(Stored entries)

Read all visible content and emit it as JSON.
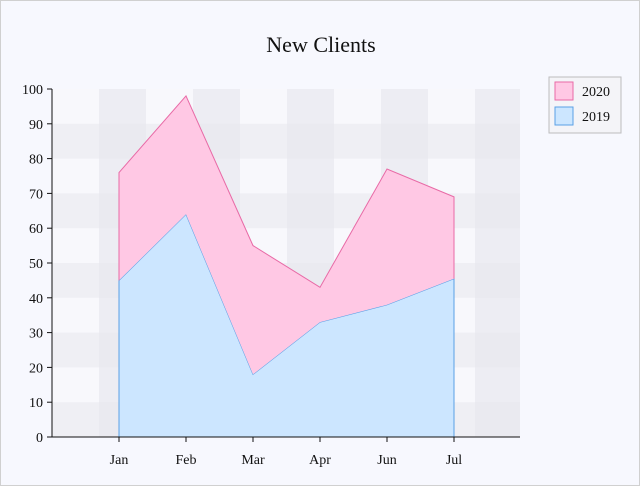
{
  "chart_data": {
    "type": "area",
    "stacked": true,
    "title": "New Clients",
    "xlabel": "",
    "ylabel": "",
    "categories": [
      "Jan",
      "Feb",
      "Mar",
      "Apr",
      "Jun",
      "Jul"
    ],
    "ylim": [
      0,
      100
    ],
    "yticks": [
      0,
      10,
      20,
      30,
      40,
      50,
      60,
      70,
      80,
      90,
      100
    ],
    "series": [
      {
        "name": "2019",
        "values": [
          45,
          64,
          18,
          33,
          38,
          45.5
        ],
        "fill": "#cce6ff",
        "stroke": "#5aa0e6"
      },
      {
        "name": "2020",
        "values": [
          31,
          34,
          37,
          10,
          39,
          23.5
        ],
        "fill": "#ffc8e4",
        "stroke": "#e86aa6"
      }
    ],
    "legend_position": "top-right",
    "grid": true
  }
}
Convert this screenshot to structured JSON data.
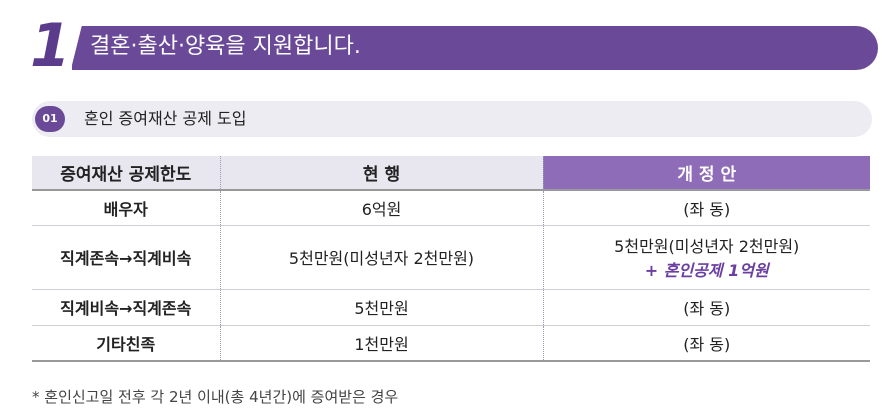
{
  "banner": {
    "number": "1",
    "title": "결혼·출산·양육을 지원합니다."
  },
  "subhead": {
    "badge": "01",
    "title": "혼인 증여재산 공제 도입"
  },
  "table": {
    "headers": [
      "증여재산 공제한도",
      "현 행",
      "개 정 안"
    ],
    "rows": [
      {
        "category": "배우자",
        "current": "6억원",
        "proposed": "(좌 동)",
        "proposed_extra": ""
      },
      {
        "category": "직계존속→직계비속",
        "current": "5천만원(미성년자 2천만원)",
        "proposed": "5천만원(미성년자 2천만원)",
        "proposed_extra": "+ 혼인공제 1억원"
      },
      {
        "category": "직계비속→직계존속",
        "current": "5천만원",
        "proposed": "(좌 동)",
        "proposed_extra": ""
      },
      {
        "category": "기타친족",
        "current": "1천만원",
        "proposed": "(좌 동)",
        "proposed_extra": ""
      }
    ]
  },
  "footnote": "* 혼인신고일 전후 각 2년 이내(총 4년간)에 증여받은 경우",
  "colors": {
    "accent": "#6a4a98",
    "header_highlight": "#8f6cb8",
    "emphasis": "#6a3fa0"
  }
}
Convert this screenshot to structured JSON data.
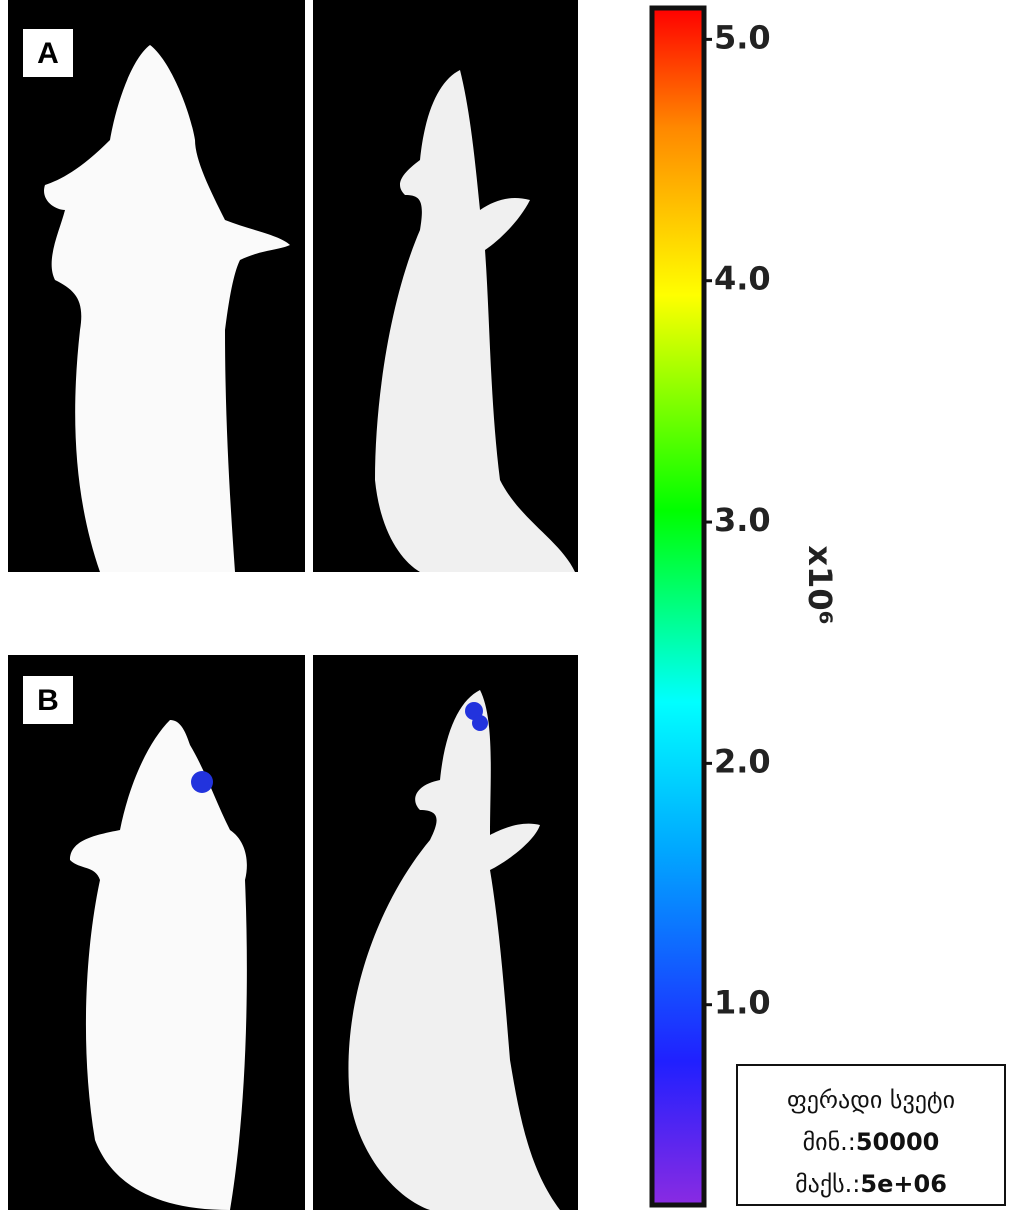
{
  "panels": [
    {
      "label": "A"
    },
    {
      "label": "B"
    }
  ],
  "colorbar": {
    "ylim": [
      0.17,
      5.13
    ],
    "yticks": [
      {
        "value": 1,
        "label": "1.0"
      },
      {
        "value": 2,
        "label": "2.0"
      },
      {
        "value": 3,
        "label": "3.0"
      },
      {
        "value": 4,
        "label": "4.0"
      },
      {
        "value": 5,
        "label": "5.0"
      }
    ],
    "unit_label": "x10⁶",
    "legend": {
      "title": "ფერადი სვეტი",
      "min_label": "მინ.:",
      "min": 50000,
      "max_label": "მაქს.:",
      "max": {
        "value": 5000000,
        "label": "5e+06"
      }
    }
  }
}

## Directions
Your answer should be a single number: the count of lines in the data that include the word "직계존속".

## Answer to this task
2